### Exercise description
Which lines hold the string "Live"? Copy every one of them.
start
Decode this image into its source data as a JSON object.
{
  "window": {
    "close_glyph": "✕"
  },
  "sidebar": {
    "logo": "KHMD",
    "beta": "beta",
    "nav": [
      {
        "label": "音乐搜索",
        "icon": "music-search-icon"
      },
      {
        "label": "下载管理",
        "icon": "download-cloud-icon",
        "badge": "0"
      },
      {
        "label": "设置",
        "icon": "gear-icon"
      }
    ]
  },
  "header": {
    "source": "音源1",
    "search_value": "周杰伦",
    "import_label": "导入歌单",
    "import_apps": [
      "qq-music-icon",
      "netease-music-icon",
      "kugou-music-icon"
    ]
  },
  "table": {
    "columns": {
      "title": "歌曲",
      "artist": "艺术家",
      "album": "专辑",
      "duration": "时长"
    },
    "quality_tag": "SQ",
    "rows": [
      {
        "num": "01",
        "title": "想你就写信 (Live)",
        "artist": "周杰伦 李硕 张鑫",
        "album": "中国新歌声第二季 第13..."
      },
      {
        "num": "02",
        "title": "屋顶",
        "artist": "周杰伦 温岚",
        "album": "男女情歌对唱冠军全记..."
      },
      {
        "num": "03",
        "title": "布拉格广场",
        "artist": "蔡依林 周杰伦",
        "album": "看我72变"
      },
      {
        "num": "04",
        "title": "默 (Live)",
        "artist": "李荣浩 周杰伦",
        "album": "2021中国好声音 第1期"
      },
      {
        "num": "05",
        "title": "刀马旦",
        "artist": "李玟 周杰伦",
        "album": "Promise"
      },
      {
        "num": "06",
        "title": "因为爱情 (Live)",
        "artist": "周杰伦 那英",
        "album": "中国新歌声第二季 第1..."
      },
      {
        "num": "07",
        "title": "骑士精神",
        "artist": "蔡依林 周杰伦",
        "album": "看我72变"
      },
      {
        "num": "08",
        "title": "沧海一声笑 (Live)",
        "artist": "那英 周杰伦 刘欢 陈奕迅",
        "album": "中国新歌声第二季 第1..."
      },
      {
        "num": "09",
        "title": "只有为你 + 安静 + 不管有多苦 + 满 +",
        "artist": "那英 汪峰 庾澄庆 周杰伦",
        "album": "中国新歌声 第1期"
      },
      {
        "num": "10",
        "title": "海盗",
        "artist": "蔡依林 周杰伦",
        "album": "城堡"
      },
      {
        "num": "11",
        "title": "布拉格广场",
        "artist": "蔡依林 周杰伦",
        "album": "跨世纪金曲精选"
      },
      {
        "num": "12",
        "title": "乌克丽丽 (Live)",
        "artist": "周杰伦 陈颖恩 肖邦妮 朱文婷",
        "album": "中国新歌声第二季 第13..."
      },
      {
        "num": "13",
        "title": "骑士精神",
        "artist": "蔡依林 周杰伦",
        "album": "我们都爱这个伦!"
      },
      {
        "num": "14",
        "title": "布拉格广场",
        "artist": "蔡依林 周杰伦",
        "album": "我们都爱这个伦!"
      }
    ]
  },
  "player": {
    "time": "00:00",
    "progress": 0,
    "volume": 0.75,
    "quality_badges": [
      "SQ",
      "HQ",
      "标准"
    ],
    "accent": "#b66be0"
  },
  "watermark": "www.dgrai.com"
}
end
### Answer to the exercise
        "title": "想你就写信 (Live)",
        "title": "默 (Live)",
        "title": "因为爱情 (Live)",
        "title": "沧海一声笑 (Live)",
        "title": "乌克丽丽 (Live)",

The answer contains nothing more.